■ **THE REQUEST**:
Below is a set of records; restate each one word for word.

——————————

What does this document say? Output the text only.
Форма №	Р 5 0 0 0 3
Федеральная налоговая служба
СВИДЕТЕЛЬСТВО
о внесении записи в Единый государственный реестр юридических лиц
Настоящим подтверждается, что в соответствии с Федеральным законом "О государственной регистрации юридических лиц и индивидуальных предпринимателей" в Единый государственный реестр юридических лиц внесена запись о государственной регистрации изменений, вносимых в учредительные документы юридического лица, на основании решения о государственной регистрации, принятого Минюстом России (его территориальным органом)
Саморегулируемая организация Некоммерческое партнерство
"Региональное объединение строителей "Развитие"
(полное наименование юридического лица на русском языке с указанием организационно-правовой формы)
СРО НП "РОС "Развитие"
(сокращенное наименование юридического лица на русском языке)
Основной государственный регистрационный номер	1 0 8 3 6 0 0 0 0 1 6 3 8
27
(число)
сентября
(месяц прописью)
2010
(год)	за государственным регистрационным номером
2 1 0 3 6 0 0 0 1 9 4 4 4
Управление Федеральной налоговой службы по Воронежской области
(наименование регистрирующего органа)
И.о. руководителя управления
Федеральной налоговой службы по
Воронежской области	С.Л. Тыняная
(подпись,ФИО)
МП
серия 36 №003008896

——————————

■ **SOLUTION TO THIS PROBLEM**:
What does this document say? Output the text only.
Форма №	Р 5 0 0 0 3
Федеральная налоговая служба
СВИДЕТЕЛЬСТВО
о внесении записи в Единый государственный реестр юридических лиц
Настоящим подтверждается, что в соответствии с Федеральным законом "О государственной регистрации юридических лиц и индивидуальных предпринимателей" в Единый государственный реестр юридических лиц внесена запись о государственной регистрации изменений, вносимых в учредительные документы юридического лица, на основании решения о государственной регистрации, принятого Минюстом России (его территориальным органом)
Саморегулируемая организация Некоммерческое партнерство
"Региональное объединение строителей "Развитие"
(полное наименование юридического лица на русском языке с указанием организационно-правовой формы)
СРО НП "РОС "Развитие"
(сокращенное наименование юридического лица на русском языке)
Основной государственный регистрационный номер	1 0 8 3 6 0 0 0 0 1 6 3 8
27
(число)
сентября
(месяц прописью)
2010
(год)	за государственным регистрационным номером
2 1 0 3 6 0 0 0 1 9 4 4 4
Управление Федеральной налоговой службы по Воронежской области
(наименование регистрирующего органа)
И.о. руководителя управления
Федеральной налоговой службы по
Воронежской области	С.Л. Тыняная
(подпись,ФИО)
МП
серия 36 №003008896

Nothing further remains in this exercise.